**INFORMATION GIVEN:**
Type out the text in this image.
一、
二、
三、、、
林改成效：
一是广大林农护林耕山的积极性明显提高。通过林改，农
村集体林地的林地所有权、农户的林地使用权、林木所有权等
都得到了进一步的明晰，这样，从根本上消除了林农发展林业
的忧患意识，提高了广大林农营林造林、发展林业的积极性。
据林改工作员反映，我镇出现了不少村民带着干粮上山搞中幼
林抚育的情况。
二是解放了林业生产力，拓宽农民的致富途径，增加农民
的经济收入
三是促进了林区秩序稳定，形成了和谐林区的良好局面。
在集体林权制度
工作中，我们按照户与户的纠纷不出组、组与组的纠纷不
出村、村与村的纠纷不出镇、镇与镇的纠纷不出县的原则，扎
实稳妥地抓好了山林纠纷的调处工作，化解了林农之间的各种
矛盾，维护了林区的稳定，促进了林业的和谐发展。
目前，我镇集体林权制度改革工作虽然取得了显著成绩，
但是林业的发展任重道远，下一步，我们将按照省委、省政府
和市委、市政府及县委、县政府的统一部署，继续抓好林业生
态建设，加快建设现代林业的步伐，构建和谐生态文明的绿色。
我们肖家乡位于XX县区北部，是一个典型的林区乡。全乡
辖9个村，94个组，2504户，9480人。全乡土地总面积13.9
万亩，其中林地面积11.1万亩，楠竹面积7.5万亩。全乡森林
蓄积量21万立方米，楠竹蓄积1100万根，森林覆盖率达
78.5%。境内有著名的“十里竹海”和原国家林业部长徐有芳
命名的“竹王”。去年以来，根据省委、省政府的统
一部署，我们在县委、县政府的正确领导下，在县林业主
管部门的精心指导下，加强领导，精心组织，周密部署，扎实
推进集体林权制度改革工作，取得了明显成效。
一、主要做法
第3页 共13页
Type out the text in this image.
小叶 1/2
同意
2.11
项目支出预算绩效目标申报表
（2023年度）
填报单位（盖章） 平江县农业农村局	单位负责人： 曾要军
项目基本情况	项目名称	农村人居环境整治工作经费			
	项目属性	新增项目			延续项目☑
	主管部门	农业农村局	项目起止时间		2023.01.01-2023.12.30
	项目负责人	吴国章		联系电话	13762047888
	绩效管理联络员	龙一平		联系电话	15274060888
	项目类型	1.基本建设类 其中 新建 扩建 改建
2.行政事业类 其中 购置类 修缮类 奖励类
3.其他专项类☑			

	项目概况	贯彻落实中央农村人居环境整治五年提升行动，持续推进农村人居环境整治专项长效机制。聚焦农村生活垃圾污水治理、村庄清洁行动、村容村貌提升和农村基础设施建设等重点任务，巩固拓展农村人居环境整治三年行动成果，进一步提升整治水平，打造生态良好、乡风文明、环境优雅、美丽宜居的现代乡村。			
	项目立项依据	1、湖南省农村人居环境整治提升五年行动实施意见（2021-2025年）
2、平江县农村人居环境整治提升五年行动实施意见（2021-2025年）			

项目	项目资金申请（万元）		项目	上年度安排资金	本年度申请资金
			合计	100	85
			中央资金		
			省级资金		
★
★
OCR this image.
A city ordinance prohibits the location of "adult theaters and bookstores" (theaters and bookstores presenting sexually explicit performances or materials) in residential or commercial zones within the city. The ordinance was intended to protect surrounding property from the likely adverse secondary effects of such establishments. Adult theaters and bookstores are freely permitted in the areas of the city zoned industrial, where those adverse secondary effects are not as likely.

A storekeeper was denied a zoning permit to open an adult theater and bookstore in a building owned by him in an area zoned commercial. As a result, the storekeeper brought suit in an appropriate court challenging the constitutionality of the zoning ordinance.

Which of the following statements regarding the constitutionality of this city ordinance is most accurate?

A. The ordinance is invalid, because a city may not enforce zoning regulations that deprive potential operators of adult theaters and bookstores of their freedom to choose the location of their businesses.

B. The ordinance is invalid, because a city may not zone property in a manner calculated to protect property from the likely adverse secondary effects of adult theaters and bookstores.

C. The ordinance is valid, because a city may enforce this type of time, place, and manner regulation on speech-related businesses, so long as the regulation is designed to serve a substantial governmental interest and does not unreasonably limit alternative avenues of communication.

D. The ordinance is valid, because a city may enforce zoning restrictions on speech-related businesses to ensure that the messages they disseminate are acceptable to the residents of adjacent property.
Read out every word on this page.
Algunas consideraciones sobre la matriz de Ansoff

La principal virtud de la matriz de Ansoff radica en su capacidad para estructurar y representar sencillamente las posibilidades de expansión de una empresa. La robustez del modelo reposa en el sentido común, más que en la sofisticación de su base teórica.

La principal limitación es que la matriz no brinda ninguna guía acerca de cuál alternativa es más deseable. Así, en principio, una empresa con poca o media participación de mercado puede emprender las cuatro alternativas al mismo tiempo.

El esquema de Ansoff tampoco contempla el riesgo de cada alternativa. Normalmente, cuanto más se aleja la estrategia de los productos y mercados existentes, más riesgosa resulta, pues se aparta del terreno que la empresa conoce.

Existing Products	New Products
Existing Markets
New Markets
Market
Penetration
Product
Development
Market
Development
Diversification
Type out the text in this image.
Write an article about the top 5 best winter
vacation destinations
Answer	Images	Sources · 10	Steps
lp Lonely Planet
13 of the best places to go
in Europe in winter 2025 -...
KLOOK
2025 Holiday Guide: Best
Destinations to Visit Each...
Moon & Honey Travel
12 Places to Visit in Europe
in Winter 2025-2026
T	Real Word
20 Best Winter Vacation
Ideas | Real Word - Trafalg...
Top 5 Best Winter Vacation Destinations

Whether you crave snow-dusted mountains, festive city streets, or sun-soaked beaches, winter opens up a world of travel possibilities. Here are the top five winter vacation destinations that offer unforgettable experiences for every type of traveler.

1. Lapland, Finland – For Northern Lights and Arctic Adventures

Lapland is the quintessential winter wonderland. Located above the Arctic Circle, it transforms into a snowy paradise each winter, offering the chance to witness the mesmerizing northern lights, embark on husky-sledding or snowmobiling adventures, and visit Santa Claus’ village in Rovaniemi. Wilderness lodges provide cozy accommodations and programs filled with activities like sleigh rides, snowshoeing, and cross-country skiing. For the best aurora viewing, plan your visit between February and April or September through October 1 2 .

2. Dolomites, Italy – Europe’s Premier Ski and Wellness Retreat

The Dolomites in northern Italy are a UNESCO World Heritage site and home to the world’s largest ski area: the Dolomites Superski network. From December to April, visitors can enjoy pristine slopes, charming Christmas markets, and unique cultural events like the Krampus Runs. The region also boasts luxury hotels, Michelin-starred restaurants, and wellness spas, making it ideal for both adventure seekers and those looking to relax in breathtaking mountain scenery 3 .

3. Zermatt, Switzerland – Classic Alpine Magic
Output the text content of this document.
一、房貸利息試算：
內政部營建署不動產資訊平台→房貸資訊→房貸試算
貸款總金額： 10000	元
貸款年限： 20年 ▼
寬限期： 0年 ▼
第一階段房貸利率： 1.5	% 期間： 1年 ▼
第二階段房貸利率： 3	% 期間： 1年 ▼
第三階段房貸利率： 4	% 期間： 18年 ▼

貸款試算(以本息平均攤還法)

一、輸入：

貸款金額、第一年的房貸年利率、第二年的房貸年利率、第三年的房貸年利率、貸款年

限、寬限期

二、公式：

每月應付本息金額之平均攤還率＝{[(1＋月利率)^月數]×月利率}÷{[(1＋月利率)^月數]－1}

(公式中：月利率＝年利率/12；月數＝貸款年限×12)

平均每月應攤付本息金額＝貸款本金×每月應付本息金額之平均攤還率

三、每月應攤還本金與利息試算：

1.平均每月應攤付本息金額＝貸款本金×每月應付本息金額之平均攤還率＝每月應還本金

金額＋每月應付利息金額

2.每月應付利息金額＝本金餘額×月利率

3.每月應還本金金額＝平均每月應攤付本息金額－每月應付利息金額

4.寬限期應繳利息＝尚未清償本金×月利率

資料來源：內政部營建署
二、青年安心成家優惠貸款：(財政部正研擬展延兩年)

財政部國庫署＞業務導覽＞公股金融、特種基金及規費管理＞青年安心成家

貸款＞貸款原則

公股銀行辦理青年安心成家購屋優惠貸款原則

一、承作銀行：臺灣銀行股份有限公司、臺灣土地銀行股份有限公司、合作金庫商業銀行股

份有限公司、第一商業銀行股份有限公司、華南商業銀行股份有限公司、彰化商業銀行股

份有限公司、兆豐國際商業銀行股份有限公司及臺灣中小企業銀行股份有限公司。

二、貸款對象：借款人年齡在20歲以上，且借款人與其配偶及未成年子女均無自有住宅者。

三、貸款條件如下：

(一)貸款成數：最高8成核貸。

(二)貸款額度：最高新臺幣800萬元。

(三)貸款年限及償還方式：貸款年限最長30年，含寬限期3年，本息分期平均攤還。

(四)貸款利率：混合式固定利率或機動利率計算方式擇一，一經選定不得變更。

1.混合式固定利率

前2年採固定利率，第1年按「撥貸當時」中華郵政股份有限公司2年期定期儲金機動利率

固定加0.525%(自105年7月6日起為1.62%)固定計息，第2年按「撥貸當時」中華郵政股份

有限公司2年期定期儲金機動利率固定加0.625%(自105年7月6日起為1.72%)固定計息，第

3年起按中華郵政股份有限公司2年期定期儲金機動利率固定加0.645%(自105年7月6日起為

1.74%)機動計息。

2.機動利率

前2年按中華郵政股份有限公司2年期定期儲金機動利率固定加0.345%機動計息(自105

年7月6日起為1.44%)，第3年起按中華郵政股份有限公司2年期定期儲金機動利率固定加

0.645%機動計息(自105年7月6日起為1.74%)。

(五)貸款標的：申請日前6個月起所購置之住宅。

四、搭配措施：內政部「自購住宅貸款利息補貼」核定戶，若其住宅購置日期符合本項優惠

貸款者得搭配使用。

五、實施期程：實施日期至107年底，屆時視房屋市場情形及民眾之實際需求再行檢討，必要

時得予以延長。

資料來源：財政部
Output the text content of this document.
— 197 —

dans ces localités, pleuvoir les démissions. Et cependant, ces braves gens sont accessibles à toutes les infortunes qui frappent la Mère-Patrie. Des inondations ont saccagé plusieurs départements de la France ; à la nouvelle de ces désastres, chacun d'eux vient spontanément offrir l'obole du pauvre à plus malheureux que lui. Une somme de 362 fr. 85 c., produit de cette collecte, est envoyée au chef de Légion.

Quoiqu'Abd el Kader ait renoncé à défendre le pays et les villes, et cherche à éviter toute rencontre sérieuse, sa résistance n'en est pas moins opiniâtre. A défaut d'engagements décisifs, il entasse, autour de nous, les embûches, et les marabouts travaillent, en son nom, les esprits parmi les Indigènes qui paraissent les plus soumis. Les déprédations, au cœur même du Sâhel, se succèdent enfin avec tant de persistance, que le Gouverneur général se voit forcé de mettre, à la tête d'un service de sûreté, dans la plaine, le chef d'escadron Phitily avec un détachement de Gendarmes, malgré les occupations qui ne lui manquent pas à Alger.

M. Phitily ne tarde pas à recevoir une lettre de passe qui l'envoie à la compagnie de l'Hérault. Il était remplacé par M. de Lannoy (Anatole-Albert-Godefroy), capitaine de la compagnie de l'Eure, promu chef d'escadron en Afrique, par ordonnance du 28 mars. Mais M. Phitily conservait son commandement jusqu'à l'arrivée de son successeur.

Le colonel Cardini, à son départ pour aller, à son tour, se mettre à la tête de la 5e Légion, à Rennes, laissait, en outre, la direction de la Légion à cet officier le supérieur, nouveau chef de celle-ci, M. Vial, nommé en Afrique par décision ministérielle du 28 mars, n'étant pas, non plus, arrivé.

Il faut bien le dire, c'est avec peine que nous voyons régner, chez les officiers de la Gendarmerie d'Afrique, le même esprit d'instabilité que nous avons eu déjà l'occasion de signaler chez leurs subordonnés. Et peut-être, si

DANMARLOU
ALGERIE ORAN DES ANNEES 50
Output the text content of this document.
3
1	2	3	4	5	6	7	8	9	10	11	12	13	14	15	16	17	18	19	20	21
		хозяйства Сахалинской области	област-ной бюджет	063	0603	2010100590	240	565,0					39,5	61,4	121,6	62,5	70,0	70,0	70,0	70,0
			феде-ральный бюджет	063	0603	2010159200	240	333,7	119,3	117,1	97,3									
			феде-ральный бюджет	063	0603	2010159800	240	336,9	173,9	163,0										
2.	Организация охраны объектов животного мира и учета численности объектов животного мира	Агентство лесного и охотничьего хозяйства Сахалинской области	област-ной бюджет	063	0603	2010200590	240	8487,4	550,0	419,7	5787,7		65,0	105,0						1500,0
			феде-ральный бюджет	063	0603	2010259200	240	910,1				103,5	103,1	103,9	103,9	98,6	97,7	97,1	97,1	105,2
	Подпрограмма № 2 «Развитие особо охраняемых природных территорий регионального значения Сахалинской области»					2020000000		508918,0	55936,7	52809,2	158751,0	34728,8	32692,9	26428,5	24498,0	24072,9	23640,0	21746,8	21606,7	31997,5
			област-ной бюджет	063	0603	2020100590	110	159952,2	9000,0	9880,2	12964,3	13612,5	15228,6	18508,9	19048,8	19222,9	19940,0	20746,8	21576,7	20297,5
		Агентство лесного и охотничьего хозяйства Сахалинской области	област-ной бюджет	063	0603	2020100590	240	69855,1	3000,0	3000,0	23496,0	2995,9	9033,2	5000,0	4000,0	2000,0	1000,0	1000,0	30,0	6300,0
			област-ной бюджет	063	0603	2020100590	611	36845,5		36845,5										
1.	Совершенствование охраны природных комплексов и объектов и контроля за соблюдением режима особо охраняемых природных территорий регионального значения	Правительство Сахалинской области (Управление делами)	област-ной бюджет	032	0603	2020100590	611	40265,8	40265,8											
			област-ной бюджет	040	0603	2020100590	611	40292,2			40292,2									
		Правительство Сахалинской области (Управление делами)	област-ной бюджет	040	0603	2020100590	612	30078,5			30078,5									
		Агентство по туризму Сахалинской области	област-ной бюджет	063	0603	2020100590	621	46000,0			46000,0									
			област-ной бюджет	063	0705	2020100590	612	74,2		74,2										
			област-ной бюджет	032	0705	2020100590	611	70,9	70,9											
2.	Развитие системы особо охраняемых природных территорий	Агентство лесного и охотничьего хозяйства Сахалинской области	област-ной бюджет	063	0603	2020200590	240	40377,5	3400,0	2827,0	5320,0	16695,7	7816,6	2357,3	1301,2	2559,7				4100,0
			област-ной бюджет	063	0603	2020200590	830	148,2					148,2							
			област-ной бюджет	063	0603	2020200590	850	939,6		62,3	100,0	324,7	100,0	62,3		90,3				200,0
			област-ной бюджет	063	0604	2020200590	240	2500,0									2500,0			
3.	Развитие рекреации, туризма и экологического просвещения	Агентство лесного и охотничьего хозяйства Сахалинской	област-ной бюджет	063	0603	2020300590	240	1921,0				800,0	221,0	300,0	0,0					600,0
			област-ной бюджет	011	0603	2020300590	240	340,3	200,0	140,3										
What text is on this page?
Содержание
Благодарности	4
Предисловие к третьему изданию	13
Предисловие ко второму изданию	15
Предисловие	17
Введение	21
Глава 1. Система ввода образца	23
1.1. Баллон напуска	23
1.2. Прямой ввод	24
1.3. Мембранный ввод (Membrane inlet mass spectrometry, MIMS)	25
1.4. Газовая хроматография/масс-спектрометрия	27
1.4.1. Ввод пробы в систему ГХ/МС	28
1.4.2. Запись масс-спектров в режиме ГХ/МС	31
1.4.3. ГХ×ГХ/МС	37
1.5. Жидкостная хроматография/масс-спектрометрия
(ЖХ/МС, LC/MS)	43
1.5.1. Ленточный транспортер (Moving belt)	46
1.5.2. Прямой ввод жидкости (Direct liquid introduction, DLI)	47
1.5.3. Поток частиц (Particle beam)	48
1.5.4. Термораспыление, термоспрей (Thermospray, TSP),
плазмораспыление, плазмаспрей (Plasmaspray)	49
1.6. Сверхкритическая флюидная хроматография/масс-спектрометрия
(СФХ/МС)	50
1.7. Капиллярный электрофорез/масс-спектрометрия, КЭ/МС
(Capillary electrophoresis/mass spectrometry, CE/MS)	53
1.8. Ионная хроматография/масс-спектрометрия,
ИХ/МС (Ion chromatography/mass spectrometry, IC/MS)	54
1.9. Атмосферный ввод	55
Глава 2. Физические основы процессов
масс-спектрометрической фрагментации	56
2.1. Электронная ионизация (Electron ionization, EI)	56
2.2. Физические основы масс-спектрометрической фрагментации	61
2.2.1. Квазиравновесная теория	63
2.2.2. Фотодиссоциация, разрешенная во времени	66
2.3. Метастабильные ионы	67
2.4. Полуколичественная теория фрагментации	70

**DIRECTION:**
Find the word "Предисловие" in the data and show each line that holds it.

**RESULT:**
Предисловие к третьему изданию	13
Предисловие ко второму изданию	15
Предисловие	17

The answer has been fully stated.